Exercise objective: Copy out the lines that include the word "JSON".

Records contained in a dataset:

=======

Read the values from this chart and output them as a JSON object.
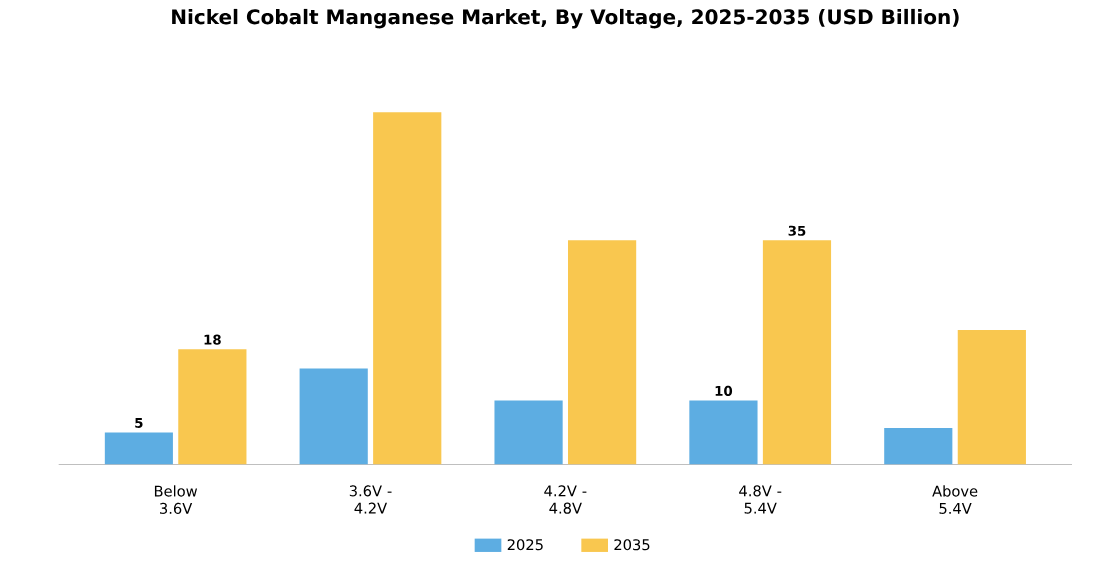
{
  "chart_data": {
    "type": "bar",
    "title": "Nickel Cobalt Manganese Market, By Voltage, 2025-2035 (USD Billion)",
    "categories": [
      "Below 3.6V",
      "3.6V - 4.2V",
      "4.2V - 4.8V",
      "4.8V - 5.4V",
      "Above 5.4V"
    ],
    "series": [
      {
        "name": "2025",
        "color": "#5dade2",
        "values": [
          5,
          15,
          10,
          10,
          5.7
        ],
        "value_labels": [
          "5",
          null,
          null,
          "10",
          null
        ]
      },
      {
        "name": "2035",
        "color": "#f9c74f",
        "values": [
          18,
          55,
          35,
          35,
          21
        ],
        "value_labels": [
          "18",
          null,
          null,
          "35",
          null
        ]
      }
    ],
    "legend": "bottom"
  }
}
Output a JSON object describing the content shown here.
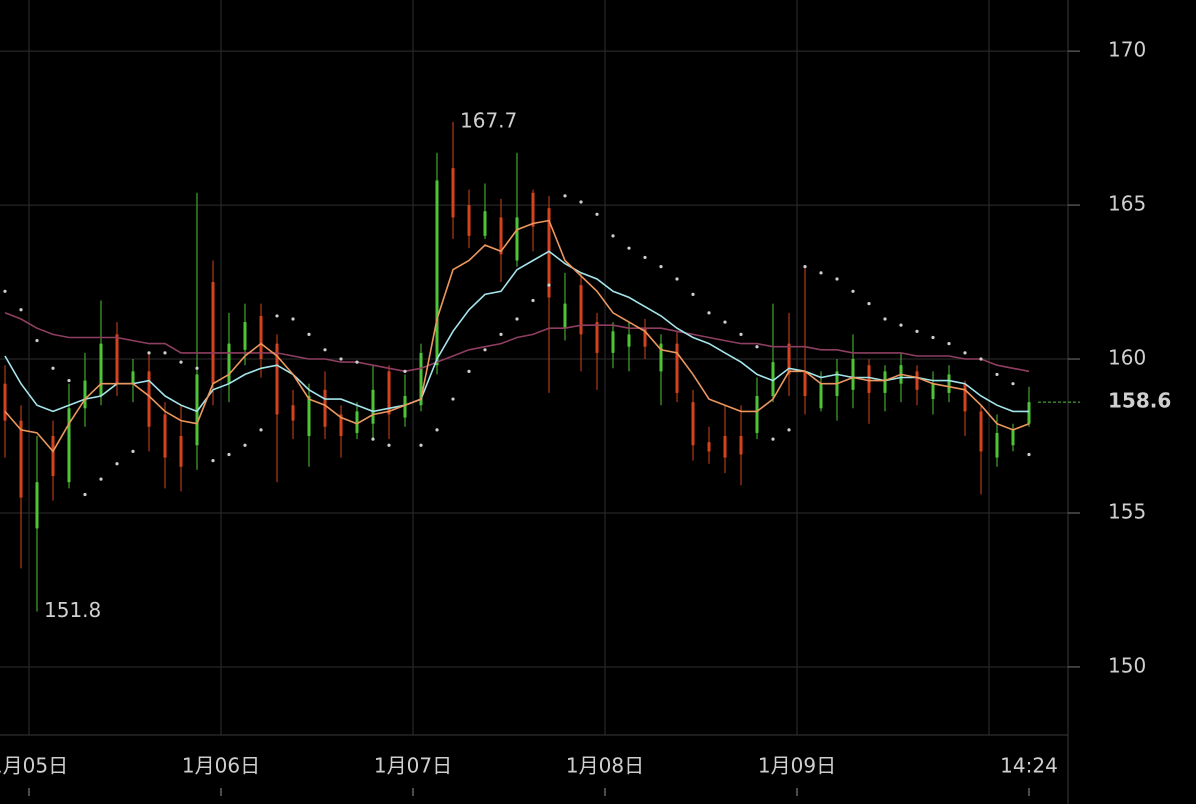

=======

Response to the exercise:
Read the values from this chart and output them as a JSON object.
Output a JSON object describing the content shown here.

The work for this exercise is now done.